MATERIAL SUPPLIED:
"""

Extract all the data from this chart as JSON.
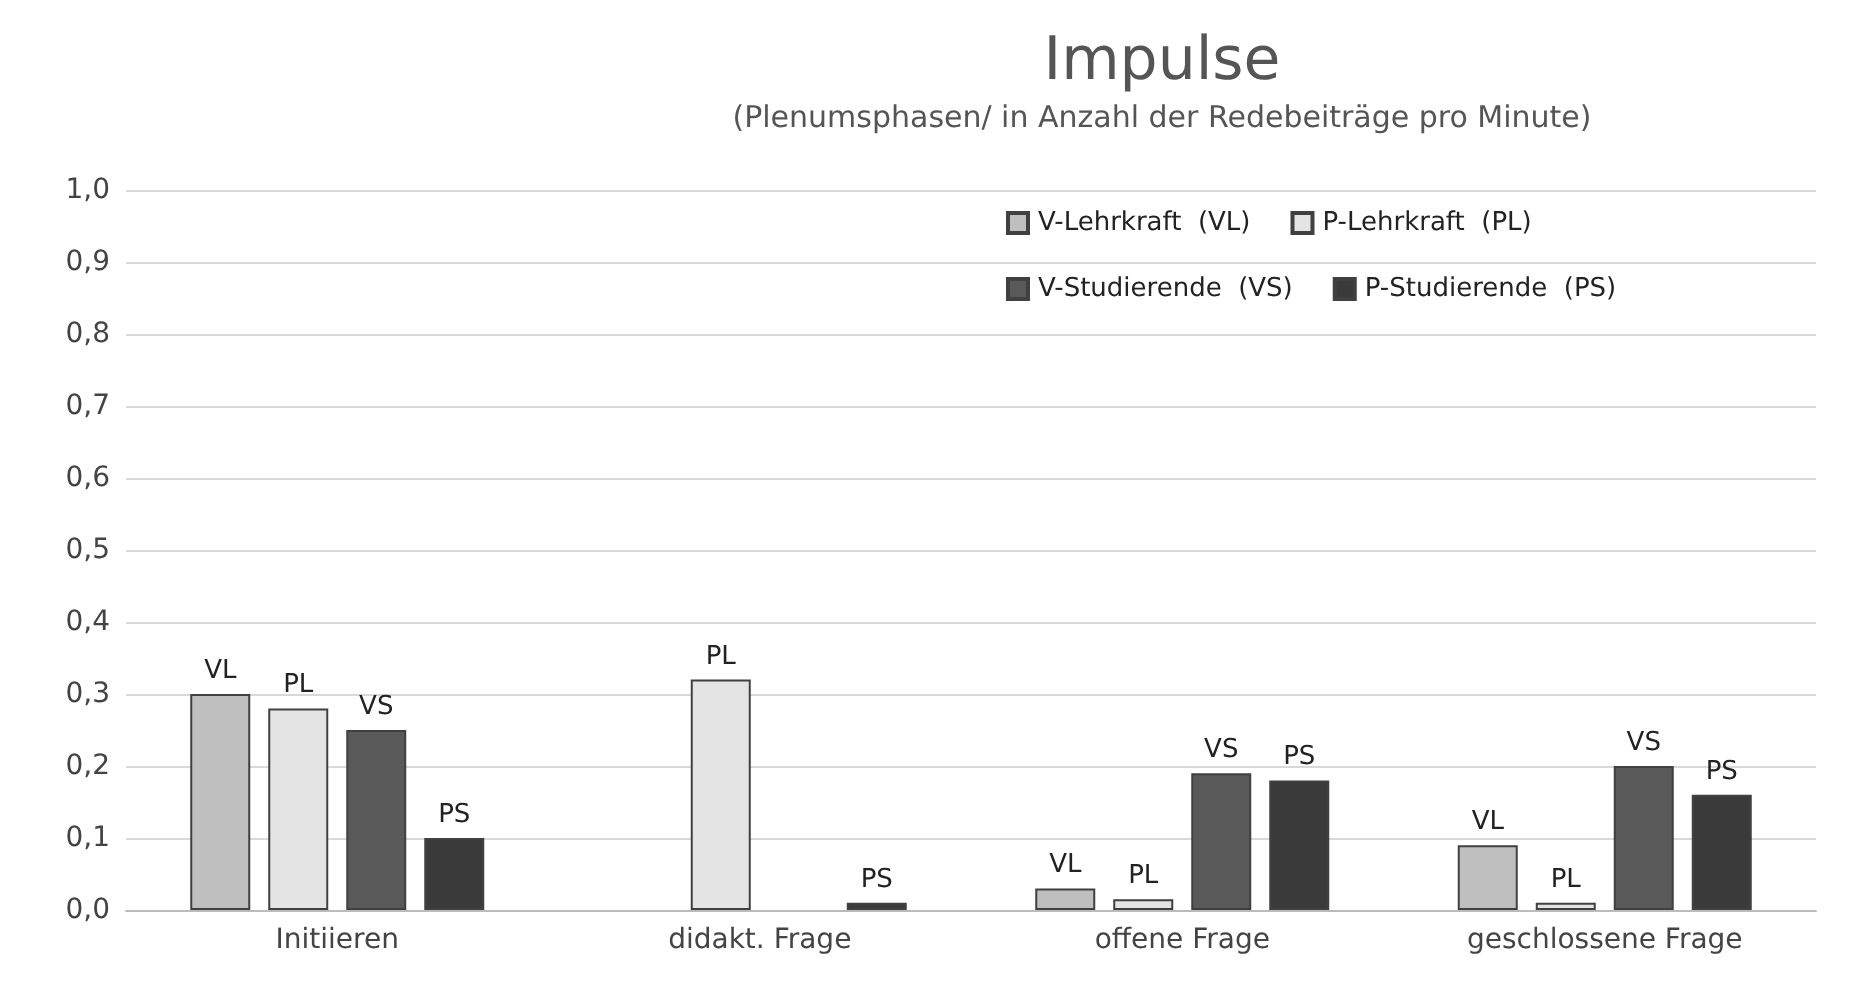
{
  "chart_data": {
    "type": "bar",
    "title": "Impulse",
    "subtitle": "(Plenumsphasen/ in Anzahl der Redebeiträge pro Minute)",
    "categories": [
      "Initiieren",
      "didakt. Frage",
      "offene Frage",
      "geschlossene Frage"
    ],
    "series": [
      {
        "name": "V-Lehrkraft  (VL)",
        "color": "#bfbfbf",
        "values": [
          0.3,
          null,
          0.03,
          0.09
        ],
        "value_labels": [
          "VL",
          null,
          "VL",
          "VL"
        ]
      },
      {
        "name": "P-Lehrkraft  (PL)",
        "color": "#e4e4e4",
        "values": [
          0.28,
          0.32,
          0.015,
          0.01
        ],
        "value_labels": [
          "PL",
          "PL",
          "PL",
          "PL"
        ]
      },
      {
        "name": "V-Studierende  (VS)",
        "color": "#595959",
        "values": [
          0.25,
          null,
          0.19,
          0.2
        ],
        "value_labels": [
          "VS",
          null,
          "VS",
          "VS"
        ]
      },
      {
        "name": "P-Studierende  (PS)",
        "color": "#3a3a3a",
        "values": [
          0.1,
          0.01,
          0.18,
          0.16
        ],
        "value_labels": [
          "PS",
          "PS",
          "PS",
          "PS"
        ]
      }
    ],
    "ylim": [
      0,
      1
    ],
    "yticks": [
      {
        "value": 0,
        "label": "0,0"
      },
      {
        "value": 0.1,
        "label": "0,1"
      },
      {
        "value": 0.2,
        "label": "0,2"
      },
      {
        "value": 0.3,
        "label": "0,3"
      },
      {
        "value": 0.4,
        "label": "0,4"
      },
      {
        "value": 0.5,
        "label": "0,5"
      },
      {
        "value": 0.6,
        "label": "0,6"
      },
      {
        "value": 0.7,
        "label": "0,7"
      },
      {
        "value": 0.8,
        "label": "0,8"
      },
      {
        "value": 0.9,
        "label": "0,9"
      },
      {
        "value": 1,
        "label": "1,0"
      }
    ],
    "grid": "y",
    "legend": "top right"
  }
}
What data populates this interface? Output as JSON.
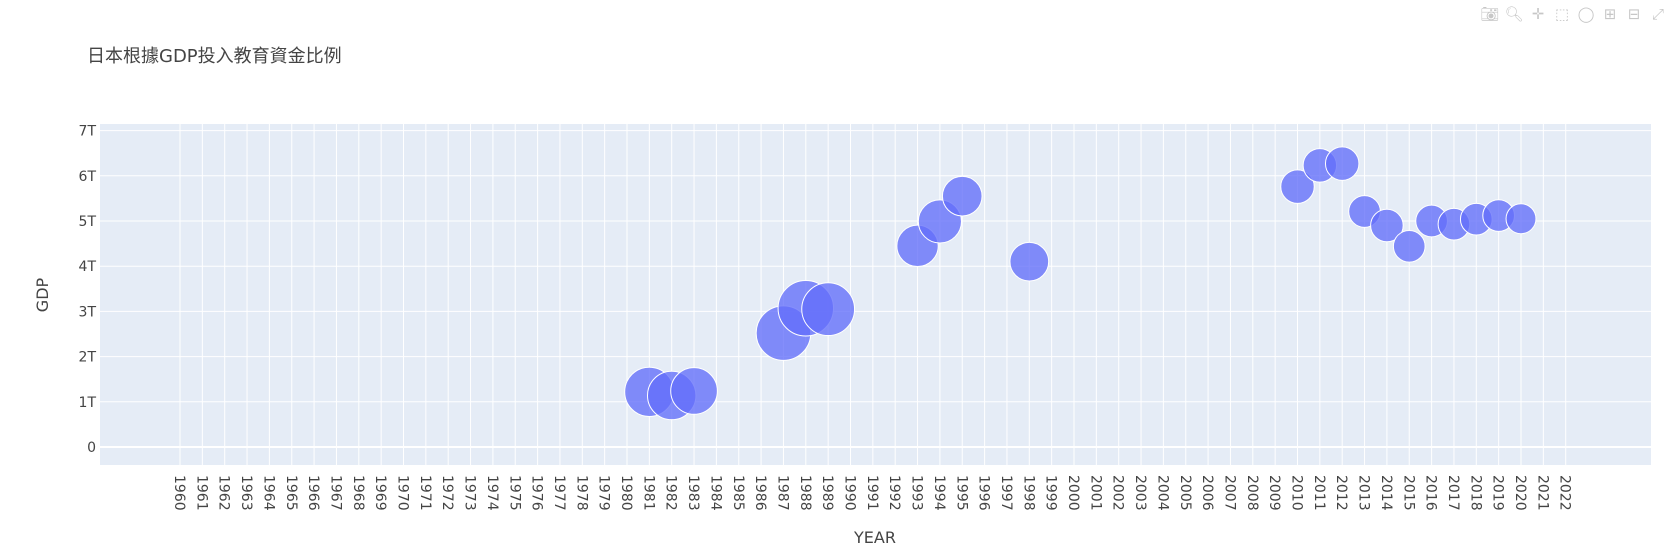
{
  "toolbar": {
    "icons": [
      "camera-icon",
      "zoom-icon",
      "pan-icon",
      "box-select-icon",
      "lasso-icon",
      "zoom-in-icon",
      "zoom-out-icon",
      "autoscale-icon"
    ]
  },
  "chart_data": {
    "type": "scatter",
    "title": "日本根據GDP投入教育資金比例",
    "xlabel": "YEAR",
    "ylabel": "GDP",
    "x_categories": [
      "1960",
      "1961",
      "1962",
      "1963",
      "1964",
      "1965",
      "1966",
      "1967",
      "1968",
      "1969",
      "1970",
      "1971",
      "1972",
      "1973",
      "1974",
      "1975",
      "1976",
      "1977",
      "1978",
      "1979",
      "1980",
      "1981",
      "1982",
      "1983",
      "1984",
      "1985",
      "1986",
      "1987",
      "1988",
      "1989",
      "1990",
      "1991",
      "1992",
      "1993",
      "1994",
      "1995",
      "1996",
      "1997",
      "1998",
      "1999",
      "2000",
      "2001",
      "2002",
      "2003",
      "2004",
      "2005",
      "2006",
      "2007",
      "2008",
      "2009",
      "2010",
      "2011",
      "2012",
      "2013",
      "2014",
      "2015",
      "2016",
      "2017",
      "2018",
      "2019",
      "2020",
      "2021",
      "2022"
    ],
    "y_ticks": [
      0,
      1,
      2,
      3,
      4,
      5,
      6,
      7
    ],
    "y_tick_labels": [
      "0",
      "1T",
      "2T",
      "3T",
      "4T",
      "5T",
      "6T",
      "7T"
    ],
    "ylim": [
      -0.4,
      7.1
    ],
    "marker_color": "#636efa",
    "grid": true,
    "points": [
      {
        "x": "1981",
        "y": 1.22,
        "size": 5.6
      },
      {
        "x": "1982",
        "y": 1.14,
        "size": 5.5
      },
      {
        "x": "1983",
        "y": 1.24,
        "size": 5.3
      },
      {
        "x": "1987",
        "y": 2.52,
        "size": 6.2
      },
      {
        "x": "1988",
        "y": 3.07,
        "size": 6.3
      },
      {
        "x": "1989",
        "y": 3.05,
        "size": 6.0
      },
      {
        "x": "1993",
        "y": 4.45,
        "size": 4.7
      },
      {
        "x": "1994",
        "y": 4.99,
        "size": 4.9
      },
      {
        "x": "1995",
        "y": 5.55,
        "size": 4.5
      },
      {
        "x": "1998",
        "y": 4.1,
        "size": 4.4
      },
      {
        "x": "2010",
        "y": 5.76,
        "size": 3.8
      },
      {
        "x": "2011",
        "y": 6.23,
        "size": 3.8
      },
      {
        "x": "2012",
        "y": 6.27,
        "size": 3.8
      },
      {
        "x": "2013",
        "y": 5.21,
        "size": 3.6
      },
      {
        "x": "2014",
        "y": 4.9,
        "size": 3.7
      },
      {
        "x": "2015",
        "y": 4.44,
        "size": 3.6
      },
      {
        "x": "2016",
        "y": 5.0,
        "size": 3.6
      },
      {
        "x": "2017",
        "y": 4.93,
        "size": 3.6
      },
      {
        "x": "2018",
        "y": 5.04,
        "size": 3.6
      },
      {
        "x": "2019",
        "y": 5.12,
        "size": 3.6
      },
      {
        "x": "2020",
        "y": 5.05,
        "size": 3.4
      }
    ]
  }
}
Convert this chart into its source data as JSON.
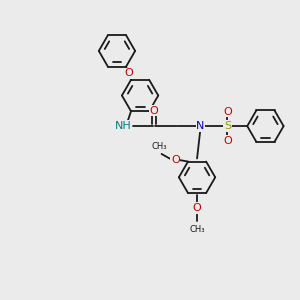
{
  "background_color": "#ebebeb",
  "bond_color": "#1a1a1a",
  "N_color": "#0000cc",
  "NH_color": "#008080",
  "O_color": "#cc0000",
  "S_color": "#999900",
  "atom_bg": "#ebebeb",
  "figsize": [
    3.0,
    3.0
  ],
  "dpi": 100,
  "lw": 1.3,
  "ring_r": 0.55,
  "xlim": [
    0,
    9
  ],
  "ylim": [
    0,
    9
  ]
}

"""

WORK INSTRUCTIONS: Copy everything in the records above except the pictures, exactly as written.

WRITTEN REPLY:
Extract all the data from this chart as JSON.
{
  "chart_data": {
    "type": "bar",
    "title": "Impulse",
    "subtitle": "(Plenumsphasen/ in Anzahl der Redebeiträge pro Minute)",
    "categories": [
      "Initiieren",
      "didakt. Frage",
      "offene Frage",
      "geschlossene Frage"
    ],
    "series": [
      {
        "name": "V-Lehrkraft  (VL)",
        "color": "#bfbfbf",
        "values": [
          0.3,
          null,
          0.03,
          0.09
        ],
        "value_labels": [
          "VL",
          null,
          "VL",
          "VL"
        ]
      },
      {
        "name": "P-Lehrkraft  (PL)",
        "color": "#e4e4e4",
        "values": [
          0.28,
          0.32,
          0.015,
          0.01
        ],
        "value_labels": [
          "PL",
          "PL",
          "PL",
          "PL"
        ]
      },
      {
        "name": "V-Studierende  (VS)",
        "color": "#595959",
        "values": [
          0.25,
          null,
          0.19,
          0.2
        ],
        "value_labels": [
          "VS",
          null,
          "VS",
          "VS"
        ]
      },
      {
        "name": "P-Studierende  (PS)",
        "color": "#3a3a3a",
        "values": [
          0.1,
          0.01,
          0.18,
          0.16
        ],
        "value_labels": [
          "PS",
          "PS",
          "PS",
          "PS"
        ]
      }
    ],
    "ylim": [
      0,
      1
    ],
    "yticks": [
      {
        "value": 0,
        "label": "0,0"
      },
      {
        "value": 0.1,
        "label": "0,1"
      },
      {
        "value": 0.2,
        "label": "0,2"
      },
      {
        "value": 0.3,
        "label": "0,3"
      },
      {
        "value": 0.4,
        "label": "0,4"
      },
      {
        "value": 0.5,
        "label": "0,5"
      },
      {
        "value": 0.6,
        "label": "0,6"
      },
      {
        "value": 0.7,
        "label": "0,7"
      },
      {
        "value": 0.8,
        "label": "0,8"
      },
      {
        "value": 0.9,
        "label": "0,9"
      },
      {
        "value": 1,
        "label": "1,0"
      }
    ],
    "grid": "y",
    "legend": "top right"
  }
}
What data populates this interface? Output as JSON.
{
  "toolbar": {
    "icons": [
      "camera-icon",
      "zoom-icon",
      "pan-icon",
      "box-select-icon",
      "lasso-icon",
      "zoom-in-icon",
      "zoom-out-icon",
      "autoscale-icon"
    ]
  },
  "chart_data": {
    "type": "scatter",
    "title": "日本根據GDP投入教育資金比例",
    "xlabel": "YEAR",
    "ylabel": "GDP",
    "x_categories": [
      "1960",
      "1961",
      "1962",
      "1963",
      "1964",
      "1965",
      "1966",
      "1967",
      "1968",
      "1969",
      "1970",
      "1971",
      "1972",
      "1973",
      "1974",
      "1975",
      "1976",
      "1977",
      "1978",
      "1979",
      "1980",
      "1981",
      "1982",
      "1983",
      "1984",
      "1985",
      "1986",
      "1987",
      "1988",
      "1989",
      "1990",
      "1991",
      "1992",
      "1993",
      "1994",
      "1995",
      "1996",
      "1997",
      "1998",
      "1999",
      "2000",
      "2001",
      "2002",
      "2003",
      "2004",
      "2005",
      "2006",
      "2007",
      "2008",
      "2009",
      "2010",
      "2011",
      "2012",
      "2013",
      "2014",
      "2015",
      "2016",
      "2017",
      "2018",
      "2019",
      "2020",
      "2021",
      "2022"
    ],
    "y_ticks": [
      0,
      1,
      2,
      3,
      4,
      5,
      6,
      7
    ],
    "y_tick_labels": [
      "0",
      "1T",
      "2T",
      "3T",
      "4T",
      "5T",
      "6T",
      "7T"
    ],
    "ylim": [
      -0.4,
      7.1
    ],
    "marker_color": "#636efa",
    "grid": true,
    "points": [
      {
        "x": "1981",
        "y": 1.22,
        "size": 5.6
      },
      {
        "x": "1982",
        "y": 1.14,
        "size": 5.5
      },
      {
        "x": "1983",
        "y": 1.24,
        "size": 5.3
      },
      {
        "x": "1987",
        "y": 2.52,
        "size": 6.2
      },
      {
        "x": "1988",
        "y": 3.07,
        "size": 6.3
      },
      {
        "x": "1989",
        "y": 3.05,
        "size": 6.0
      },
      {
        "x": "1993",
        "y": 4.45,
        "size": 4.7
      },
      {
        "x": "1994",
        "y": 4.99,
        "size": 4.9
      },
      {
        "x": "1995",
        "y": 5.55,
        "size": 4.5
      },
      {
        "x": "1998",
        "y": 4.1,
        "size": 4.4
      },
      {
        "x": "2010",
        "y": 5.76,
        "size": 3.8
      },
      {
        "x": "2011",
        "y": 6.23,
        "size": 3.8
      },
      {
        "x": "2012",
        "y": 6.27,
        "size": 3.8
      },
      {
        "x": "2013",
        "y": 5.21,
        "size": 3.6
      },
      {
        "x": "2014",
        "y": 4.9,
        "size": 3.7
      },
      {
        "x": "2015",
        "y": 4.44,
        "size": 3.6
      },
      {
        "x": "2016",
        "y": 5.0,
        "size": 3.6
      },
      {
        "x": "2017",
        "y": 4.93,
        "size": 3.6
      },
      {
        "x": "2018",
        "y": 5.04,
        "size": 3.6
      },
      {
        "x": "2019",
        "y": 5.12,
        "size": 3.6
      },
      {
        "x": "2020",
        "y": 5.05,
        "size": 3.4
      }
    ]
  }
}
Convert this chart into its source data as JSON.
{
  "background_color": "#ebebeb",
  "bond_color": "#1a1a1a",
  "N_color": "#0000cc",
  "NH_color": "#008080",
  "O_color": "#cc0000",
  "S_color": "#999900",
  "atom_bg": "#ebebeb",
  "figsize": [
    3.0,
    3.0
  ],
  "dpi": 100,
  "lw": 1.3,
  "ring_r": 0.55,
  "xlim": [
    0,
    9
  ],
  "ylim": [
    0,
    9
  ]
}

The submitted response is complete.